**Text**.
RKI-Bericht: Bereits rund 15.800 hitzebedingte Todesfälle in diesem Sommer
In Deutschland sind in diesem Sommer bereits schätzungsweise 15.800 Menschen hitzebedingt zu Tode gekommen.
Am häufigsten waren dabei Menschen ab 75 Jahren betroffen, wie aus dem am Donnerstag in Berlin veröffentlichten Wochenbericht des Robert-Koch-Instituts (RKI) hervorgeht.
Die bundesweit erhobenen Zahlen geben Aufschluss über die geschätzte Zahl der Hitzetoten bis zum 16.
August.
Allein 9600 der 15.800 Menschen starben laut RKI dieses Jahr in der besonders heißen 26.
Kalenderwoche, also zwischen dem 22. und dem 28.
Juni.

**Angezeigte Informationen**.
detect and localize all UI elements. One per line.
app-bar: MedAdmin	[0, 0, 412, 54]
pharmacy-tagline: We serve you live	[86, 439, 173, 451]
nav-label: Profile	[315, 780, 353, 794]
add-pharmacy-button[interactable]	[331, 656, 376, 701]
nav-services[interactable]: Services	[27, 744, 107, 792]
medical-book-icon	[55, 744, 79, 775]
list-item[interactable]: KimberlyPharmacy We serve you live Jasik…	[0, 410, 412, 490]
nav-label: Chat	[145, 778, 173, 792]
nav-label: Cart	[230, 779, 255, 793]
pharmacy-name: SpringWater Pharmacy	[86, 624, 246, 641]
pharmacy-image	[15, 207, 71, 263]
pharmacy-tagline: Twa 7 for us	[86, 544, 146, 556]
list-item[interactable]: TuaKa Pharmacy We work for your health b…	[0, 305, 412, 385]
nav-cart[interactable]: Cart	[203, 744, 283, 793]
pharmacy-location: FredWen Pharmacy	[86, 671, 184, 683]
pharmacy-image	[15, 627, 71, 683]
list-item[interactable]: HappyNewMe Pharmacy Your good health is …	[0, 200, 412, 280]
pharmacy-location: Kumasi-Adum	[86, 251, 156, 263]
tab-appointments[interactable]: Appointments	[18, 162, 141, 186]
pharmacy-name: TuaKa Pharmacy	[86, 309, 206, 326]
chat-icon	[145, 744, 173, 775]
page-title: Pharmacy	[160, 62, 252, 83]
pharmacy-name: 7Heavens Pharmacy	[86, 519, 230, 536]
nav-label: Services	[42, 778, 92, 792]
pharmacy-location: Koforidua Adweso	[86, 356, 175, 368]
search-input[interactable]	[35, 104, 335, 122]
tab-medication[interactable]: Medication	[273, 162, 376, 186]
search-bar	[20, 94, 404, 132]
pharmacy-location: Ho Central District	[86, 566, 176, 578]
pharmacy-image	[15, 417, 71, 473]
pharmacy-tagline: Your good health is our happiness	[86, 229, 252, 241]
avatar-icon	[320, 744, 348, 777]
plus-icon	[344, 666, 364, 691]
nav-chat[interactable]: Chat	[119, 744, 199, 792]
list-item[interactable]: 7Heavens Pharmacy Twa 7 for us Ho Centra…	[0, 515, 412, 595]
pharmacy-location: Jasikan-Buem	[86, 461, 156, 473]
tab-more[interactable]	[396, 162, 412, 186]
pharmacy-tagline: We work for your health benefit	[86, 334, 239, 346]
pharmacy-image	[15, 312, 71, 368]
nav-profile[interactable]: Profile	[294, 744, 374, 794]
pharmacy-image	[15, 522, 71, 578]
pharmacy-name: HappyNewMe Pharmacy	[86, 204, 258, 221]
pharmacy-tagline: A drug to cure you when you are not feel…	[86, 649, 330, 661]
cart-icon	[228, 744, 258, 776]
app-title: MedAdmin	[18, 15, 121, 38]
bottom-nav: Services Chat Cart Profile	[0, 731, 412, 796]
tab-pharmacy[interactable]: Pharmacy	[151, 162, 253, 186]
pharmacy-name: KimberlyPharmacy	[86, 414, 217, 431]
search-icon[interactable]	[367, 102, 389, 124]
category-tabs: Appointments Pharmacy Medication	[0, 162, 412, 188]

**Arbeitsauftrag**. Schreiben Sie aus dem Text über die Hitzetoten den Abschnitt zwischen „Am häufigsten waren“ und „und dem 28.“ wortgetreu ab, beide Stellen eingeschlossen.

**Lösung**.
Am häufigsten waren dabei Menschen ab 75 Jahren betroffen, wie aus dem am Donnerstag in Berlin veröffentlichten Wochenbericht des Robert-Koch-Instituts (RKI) hervorgeht.
Die bundesweit erhobenen Zahlen geben Aufschluss über die geschätzte Zahl der Hitzetoten bis zum 16.
August.
Allein 9600 der 15.800 Menschen starben laut RKI dieses Jahr in der besonders heißen 26.
Kalenderwoche, also zwischen dem 22. und dem 28.